### The input
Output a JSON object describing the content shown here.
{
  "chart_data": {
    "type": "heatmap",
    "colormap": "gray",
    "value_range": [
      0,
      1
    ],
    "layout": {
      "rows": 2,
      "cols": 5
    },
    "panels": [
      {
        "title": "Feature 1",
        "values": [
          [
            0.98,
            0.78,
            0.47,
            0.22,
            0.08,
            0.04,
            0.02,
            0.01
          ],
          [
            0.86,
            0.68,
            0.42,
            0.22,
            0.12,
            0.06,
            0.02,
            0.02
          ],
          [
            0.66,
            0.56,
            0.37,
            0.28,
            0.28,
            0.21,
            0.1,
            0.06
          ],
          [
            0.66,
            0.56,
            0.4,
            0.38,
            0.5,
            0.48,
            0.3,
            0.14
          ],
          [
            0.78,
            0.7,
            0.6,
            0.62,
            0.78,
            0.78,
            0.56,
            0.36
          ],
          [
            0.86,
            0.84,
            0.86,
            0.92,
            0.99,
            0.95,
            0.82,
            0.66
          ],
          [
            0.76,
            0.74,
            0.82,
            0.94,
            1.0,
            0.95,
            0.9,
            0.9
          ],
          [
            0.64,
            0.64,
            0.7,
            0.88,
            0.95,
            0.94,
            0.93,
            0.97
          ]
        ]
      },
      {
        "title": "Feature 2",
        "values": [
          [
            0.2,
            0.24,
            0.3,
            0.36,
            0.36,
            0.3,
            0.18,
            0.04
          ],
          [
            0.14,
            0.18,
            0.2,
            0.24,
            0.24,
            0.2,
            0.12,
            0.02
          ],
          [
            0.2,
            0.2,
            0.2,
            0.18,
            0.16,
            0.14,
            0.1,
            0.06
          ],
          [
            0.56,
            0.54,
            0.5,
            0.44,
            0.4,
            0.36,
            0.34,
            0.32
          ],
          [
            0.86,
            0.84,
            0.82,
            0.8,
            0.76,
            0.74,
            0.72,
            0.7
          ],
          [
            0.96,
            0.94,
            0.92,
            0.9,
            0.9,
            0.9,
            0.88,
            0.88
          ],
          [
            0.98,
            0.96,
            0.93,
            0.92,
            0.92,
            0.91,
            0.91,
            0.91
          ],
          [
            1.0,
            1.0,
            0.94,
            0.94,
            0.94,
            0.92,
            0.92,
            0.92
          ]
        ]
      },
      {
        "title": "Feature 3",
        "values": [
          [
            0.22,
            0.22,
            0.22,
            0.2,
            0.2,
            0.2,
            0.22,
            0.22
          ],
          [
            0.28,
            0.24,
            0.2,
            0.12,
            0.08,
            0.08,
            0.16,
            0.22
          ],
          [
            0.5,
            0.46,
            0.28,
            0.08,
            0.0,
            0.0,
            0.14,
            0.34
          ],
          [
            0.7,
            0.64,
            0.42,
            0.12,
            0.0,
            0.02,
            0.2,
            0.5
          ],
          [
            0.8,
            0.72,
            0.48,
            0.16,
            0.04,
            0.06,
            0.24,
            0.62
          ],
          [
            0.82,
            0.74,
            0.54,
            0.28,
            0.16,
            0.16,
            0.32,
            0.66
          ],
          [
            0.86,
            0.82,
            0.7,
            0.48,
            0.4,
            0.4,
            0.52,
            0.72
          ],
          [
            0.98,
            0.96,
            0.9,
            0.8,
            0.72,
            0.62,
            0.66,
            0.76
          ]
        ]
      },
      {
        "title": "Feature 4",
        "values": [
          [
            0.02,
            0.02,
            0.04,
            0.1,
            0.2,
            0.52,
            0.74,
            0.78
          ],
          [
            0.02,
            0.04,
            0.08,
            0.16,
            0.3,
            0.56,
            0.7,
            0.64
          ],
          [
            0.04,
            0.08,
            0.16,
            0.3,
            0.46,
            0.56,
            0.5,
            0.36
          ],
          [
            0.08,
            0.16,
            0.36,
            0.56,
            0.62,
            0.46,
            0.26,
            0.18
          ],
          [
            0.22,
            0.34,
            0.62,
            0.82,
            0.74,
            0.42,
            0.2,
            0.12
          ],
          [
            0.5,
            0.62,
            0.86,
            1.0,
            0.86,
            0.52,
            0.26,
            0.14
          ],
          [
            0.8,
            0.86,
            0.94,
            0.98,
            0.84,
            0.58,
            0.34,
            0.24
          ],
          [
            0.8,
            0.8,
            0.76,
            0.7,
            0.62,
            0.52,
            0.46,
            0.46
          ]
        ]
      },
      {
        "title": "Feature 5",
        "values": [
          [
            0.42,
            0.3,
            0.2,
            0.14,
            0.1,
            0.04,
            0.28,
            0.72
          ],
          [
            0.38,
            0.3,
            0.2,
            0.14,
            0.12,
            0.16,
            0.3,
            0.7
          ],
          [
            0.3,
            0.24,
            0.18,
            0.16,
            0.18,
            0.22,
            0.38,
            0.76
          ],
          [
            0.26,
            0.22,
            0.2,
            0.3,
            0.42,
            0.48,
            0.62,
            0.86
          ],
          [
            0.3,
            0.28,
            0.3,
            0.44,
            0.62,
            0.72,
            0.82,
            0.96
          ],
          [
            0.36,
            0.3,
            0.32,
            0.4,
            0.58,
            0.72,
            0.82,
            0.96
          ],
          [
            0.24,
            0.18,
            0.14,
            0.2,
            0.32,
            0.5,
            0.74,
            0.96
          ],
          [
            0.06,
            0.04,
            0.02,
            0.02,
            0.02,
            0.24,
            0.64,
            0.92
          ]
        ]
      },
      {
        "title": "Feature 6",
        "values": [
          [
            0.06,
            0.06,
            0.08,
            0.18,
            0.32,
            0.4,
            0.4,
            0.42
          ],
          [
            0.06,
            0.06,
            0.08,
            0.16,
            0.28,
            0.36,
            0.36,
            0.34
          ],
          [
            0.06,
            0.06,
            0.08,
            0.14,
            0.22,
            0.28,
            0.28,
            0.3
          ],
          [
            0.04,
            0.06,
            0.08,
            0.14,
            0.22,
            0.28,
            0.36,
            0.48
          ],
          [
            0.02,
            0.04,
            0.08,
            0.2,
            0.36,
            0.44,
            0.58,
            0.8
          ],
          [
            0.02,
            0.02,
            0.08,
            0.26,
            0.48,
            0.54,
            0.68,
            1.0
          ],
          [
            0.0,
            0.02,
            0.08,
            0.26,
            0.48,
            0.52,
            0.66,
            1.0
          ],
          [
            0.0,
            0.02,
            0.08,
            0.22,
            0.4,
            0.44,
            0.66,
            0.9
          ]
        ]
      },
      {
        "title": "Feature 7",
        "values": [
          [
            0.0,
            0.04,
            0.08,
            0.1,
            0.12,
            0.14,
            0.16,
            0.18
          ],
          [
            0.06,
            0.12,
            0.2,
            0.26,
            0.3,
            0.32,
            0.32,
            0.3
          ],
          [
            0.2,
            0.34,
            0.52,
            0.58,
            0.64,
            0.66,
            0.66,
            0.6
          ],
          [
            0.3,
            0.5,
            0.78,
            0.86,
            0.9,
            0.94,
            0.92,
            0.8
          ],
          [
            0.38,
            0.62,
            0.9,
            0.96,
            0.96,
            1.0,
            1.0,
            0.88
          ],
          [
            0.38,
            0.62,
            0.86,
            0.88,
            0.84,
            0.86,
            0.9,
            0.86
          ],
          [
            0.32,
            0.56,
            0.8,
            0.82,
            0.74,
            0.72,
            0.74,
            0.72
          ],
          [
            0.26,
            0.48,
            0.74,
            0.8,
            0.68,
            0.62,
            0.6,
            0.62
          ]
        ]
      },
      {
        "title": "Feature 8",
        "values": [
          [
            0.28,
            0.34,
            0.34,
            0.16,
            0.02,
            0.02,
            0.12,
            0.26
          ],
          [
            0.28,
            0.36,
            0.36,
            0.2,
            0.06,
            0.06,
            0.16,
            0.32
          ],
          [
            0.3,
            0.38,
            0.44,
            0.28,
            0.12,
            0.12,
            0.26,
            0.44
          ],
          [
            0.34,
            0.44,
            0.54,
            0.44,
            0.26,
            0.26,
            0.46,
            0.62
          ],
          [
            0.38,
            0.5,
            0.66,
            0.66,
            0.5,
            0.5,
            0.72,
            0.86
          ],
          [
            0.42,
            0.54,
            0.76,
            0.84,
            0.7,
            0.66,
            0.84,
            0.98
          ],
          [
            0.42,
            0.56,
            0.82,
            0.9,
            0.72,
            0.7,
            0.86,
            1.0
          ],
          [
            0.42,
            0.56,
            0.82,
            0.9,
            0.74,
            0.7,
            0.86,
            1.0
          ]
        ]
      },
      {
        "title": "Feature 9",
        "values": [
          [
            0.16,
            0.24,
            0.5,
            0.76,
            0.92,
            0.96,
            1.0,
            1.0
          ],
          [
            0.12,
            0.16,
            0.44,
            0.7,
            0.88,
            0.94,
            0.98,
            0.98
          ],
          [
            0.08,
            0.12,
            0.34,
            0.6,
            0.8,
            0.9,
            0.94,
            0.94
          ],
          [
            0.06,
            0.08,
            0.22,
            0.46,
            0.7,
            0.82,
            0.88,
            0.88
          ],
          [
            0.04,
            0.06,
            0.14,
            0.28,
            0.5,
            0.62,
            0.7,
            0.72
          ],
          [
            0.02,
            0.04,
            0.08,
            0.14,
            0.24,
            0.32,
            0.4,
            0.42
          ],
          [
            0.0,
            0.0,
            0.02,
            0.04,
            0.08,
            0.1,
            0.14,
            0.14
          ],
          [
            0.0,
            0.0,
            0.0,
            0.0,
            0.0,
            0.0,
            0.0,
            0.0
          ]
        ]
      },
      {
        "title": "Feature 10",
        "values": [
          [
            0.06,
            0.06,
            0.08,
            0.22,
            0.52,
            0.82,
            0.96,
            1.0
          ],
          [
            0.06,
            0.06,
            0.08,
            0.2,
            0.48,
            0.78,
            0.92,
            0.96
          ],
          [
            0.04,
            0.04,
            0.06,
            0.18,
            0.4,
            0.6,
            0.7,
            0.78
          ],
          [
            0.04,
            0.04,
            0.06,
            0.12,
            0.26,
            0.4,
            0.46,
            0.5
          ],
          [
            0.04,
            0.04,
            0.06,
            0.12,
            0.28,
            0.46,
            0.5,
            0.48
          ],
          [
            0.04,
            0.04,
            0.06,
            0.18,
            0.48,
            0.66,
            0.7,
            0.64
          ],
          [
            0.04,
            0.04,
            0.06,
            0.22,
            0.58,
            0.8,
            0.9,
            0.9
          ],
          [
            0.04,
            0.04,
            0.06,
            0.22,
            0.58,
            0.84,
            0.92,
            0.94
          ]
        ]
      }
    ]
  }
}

### Stated task
Scan the records above for the string "title", then report every line that contains it.

### Task answer
        "title": "Feature 1",
        "title": "Feature 2",
        "title": "Feature 3",
        "title": "Feature 4",
        "title": "Feature 5",
        "title": "Feature 6",
        "title": "Feature 7",
        "title": "Feature 8",
        "title": "Feature 9",
        "title": "Feature 10",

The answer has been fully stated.